# Task statement
Reproduce the data in its entirety, exactly as written.

# Stored data
_ _ _ _ _ _ _

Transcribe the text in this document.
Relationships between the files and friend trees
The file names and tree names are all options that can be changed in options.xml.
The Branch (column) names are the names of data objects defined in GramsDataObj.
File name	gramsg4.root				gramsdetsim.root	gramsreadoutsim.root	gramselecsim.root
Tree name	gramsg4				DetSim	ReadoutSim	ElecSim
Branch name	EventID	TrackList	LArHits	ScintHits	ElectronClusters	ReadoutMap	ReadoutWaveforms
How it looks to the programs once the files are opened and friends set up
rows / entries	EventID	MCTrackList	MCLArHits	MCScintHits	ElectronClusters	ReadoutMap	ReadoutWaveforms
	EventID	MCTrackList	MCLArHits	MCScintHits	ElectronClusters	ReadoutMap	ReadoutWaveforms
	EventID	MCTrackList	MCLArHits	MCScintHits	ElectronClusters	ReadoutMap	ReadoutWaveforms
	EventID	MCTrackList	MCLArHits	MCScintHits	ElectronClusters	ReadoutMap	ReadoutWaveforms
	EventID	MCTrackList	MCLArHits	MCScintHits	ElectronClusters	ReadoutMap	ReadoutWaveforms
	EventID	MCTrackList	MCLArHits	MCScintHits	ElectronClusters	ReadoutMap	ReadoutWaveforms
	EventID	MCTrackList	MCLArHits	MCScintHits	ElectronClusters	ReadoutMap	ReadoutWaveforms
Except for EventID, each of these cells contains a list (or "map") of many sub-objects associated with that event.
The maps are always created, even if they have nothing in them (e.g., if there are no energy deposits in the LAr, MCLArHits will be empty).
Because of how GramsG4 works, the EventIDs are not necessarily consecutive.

_ _ _ _ _ _ _

# Task response
Transcribe the text in this document.
Relationships between the files and friend trees
The file names and tree names are all options that can be changed in options.xml.
The Branch (column) names are the names of data objects defined in GramsDataObj.
File name	gramsg4.root				gramsdetsim.root	gramsreadoutsim.root	gramselecsim.root
Tree name	gramsg4				DetSim	ReadoutSim	ElecSim
Branch name	EventID	TrackList	LArHits	ScintHits	ElectronClusters	ReadoutMap	ReadoutWaveforms
How it looks to the programs once the files are opened and friends set up
rows / entries	EventID	MCTrackList	MCLArHits	MCScintHits	ElectronClusters	ReadoutMap	ReadoutWaveforms
	EventID	MCTrackList	MCLArHits	MCScintHits	ElectronClusters	ReadoutMap	ReadoutWaveforms
	EventID	MCTrackList	MCLArHits	MCScintHits	ElectronClusters	ReadoutMap	ReadoutWaveforms
	EventID	MCTrackList	MCLArHits	MCScintHits	ElectronClusters	ReadoutMap	ReadoutWaveforms
	EventID	MCTrackList	MCLArHits	MCScintHits	ElectronClusters	ReadoutMap	ReadoutWaveforms
	EventID	MCTrackList	MCLArHits	MCScintHits	ElectronClusters	ReadoutMap	ReadoutWaveforms
	EventID	MCTrackList	MCLArHits	MCScintHits	ElectronClusters	ReadoutMap	ReadoutWaveforms
Except for EventID, each of these cells contains a list (or "map") of many sub-objects associated with that event.
The maps are always created, even if they have nothing in them (e.g., if there are no energy deposits in the LAr, MCLArHits will be empty).
Because of how GramsG4 works, the EventIDs are not necessarily consecutive.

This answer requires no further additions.